What you are asked to do:
Count only the lines of the records that hold "CLOUDSAT", then give the number without any other words.
········
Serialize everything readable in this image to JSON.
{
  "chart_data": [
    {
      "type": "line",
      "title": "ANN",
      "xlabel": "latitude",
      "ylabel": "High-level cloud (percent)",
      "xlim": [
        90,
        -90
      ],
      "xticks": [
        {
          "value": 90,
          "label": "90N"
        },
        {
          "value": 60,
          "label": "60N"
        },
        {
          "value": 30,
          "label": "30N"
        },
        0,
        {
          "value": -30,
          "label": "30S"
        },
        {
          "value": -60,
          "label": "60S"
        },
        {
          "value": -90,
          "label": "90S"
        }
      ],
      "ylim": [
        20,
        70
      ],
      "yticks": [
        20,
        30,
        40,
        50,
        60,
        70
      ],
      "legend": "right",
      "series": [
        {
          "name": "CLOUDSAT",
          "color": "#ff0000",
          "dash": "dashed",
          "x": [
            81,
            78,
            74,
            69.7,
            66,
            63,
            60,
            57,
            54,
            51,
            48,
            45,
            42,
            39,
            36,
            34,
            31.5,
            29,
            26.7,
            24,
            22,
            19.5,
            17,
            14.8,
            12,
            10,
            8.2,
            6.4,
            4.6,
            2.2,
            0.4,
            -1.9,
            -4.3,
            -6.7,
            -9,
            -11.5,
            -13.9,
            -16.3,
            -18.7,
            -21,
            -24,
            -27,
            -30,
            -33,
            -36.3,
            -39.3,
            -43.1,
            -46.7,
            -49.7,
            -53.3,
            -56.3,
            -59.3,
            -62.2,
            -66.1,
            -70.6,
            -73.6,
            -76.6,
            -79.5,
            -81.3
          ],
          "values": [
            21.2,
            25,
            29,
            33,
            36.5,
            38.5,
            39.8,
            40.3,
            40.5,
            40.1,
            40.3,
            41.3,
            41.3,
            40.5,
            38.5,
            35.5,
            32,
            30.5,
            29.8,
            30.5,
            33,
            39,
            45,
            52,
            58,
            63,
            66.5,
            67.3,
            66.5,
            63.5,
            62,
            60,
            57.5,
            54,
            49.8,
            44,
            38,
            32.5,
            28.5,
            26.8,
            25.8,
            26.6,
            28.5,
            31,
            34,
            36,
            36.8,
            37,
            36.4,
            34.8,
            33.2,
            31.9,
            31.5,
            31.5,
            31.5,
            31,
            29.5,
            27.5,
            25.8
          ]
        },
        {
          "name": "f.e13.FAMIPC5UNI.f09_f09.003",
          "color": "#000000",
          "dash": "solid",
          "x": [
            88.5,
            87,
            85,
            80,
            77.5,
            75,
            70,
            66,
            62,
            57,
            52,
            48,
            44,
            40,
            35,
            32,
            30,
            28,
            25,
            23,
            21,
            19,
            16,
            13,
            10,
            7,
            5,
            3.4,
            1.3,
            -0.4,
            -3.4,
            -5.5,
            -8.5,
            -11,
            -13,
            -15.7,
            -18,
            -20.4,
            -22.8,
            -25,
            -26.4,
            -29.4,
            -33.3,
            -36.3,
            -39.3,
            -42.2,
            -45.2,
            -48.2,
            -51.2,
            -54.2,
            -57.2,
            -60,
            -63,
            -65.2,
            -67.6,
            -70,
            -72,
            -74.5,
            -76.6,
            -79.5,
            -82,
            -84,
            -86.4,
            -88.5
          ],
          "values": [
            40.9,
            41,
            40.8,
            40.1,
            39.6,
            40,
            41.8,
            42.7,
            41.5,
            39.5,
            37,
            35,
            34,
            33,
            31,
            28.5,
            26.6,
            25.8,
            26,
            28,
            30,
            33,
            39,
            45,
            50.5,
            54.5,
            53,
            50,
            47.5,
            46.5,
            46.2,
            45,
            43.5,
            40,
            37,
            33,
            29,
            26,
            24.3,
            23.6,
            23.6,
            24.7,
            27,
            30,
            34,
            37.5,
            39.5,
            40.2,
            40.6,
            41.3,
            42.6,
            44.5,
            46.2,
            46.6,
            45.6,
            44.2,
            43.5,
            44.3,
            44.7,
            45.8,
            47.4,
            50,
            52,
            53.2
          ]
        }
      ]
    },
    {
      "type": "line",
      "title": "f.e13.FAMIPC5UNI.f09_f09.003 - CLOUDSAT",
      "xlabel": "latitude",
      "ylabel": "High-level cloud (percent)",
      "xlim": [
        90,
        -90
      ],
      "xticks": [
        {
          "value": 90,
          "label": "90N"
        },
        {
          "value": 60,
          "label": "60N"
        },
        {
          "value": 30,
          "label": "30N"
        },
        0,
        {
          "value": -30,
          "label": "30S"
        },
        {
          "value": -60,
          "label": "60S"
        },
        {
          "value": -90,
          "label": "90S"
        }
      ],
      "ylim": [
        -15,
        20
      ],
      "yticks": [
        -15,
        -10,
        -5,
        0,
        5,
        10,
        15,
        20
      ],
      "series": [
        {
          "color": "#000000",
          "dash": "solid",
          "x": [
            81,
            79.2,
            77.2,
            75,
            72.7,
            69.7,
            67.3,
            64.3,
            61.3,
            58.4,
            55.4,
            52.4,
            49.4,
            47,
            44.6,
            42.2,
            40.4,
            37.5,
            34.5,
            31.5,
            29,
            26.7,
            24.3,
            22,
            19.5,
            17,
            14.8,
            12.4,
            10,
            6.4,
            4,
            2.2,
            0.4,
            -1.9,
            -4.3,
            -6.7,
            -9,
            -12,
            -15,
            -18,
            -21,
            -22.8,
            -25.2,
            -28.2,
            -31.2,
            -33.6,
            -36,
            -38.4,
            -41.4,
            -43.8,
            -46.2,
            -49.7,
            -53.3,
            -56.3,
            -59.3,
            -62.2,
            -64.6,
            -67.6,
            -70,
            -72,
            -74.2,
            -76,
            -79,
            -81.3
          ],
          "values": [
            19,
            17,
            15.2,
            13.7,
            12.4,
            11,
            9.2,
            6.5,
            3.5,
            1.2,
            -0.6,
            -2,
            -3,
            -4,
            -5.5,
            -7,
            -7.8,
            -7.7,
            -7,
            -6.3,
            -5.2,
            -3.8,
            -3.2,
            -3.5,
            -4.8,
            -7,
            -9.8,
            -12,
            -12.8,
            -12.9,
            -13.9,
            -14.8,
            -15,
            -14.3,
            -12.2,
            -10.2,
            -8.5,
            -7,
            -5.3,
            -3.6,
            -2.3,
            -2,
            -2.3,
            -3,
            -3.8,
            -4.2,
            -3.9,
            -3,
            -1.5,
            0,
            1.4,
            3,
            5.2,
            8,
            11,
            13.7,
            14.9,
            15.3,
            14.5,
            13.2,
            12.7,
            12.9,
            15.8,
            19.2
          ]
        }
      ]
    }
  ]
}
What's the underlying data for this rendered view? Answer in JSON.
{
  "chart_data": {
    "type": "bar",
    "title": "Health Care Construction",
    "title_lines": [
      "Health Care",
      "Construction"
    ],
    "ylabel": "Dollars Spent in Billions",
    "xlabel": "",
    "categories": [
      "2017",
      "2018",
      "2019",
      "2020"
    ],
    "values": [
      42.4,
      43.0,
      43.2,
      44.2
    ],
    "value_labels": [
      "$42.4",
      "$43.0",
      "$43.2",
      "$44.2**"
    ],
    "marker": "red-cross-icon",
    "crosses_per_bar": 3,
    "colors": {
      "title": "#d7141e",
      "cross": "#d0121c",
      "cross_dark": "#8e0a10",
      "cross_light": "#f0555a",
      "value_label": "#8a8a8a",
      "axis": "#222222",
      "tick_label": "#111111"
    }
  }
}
········
Written response:
2